**SHORT PROBLEM**
Find the string "color" in the listing and report every line that has it.

═════ DATASET RECORDS ═════

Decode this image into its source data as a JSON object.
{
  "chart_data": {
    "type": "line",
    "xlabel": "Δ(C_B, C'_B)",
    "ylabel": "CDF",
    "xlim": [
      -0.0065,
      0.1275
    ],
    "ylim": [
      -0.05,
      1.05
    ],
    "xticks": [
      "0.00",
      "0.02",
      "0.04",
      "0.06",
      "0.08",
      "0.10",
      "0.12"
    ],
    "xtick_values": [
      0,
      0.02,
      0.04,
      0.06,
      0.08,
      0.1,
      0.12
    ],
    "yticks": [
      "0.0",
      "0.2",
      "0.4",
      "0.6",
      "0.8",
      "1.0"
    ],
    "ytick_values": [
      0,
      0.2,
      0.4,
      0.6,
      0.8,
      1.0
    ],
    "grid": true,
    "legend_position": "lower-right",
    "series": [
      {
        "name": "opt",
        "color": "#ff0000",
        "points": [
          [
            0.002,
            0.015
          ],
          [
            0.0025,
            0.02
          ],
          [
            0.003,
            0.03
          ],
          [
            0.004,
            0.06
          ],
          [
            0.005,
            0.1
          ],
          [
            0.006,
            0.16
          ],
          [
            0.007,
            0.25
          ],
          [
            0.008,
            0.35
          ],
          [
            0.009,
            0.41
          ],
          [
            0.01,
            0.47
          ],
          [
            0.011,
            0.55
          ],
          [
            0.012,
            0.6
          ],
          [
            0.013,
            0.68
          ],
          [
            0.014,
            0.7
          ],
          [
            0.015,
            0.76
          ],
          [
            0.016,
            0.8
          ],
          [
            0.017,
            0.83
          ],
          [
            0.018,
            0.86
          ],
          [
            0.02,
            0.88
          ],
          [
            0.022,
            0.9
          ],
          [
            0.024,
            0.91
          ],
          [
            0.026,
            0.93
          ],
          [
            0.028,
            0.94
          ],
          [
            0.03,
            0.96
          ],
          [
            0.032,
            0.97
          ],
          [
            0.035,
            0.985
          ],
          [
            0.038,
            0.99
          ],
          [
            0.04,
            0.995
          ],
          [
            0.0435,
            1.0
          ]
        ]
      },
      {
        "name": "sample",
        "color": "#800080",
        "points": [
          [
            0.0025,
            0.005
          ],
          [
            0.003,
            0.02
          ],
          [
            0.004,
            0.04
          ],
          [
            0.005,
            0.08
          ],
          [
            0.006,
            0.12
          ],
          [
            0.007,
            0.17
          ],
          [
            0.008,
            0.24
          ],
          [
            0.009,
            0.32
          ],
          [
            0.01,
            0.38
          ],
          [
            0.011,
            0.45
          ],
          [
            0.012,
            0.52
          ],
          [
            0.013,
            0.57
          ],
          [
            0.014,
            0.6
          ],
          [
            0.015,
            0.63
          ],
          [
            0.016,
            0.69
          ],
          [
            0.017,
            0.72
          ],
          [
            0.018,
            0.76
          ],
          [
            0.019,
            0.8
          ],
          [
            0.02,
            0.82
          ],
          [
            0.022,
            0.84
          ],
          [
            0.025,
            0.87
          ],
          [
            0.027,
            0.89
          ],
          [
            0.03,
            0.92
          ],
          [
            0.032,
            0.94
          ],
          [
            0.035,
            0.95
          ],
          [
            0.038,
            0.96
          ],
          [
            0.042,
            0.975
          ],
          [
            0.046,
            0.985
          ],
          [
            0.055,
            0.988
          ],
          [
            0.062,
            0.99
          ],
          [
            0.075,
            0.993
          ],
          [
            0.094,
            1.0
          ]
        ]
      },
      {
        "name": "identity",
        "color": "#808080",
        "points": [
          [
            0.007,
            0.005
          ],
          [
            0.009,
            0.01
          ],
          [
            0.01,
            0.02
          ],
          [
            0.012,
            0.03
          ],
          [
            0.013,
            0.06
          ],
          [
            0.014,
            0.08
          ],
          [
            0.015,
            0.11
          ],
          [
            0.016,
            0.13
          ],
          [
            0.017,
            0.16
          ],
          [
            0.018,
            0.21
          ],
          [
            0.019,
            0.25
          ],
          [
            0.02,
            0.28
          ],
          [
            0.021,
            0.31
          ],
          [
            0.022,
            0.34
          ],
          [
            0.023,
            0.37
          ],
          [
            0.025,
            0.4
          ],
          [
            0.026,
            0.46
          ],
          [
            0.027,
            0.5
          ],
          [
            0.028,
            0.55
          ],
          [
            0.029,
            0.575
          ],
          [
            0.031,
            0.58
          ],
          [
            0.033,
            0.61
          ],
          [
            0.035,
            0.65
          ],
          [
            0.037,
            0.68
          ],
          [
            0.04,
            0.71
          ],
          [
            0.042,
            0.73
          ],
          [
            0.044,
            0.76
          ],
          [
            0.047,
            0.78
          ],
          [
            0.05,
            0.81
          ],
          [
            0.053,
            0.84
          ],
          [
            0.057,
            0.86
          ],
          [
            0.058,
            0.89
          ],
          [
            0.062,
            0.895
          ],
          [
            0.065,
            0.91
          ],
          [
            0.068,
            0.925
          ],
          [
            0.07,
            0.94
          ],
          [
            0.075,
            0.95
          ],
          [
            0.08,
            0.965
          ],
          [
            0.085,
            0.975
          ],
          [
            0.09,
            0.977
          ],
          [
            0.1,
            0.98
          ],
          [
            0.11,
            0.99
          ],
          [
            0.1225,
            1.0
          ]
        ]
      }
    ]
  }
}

═════

**FINAL RESULT**
        "color": "#ff0000",
        "color": "#800080",
        "color": "#808080",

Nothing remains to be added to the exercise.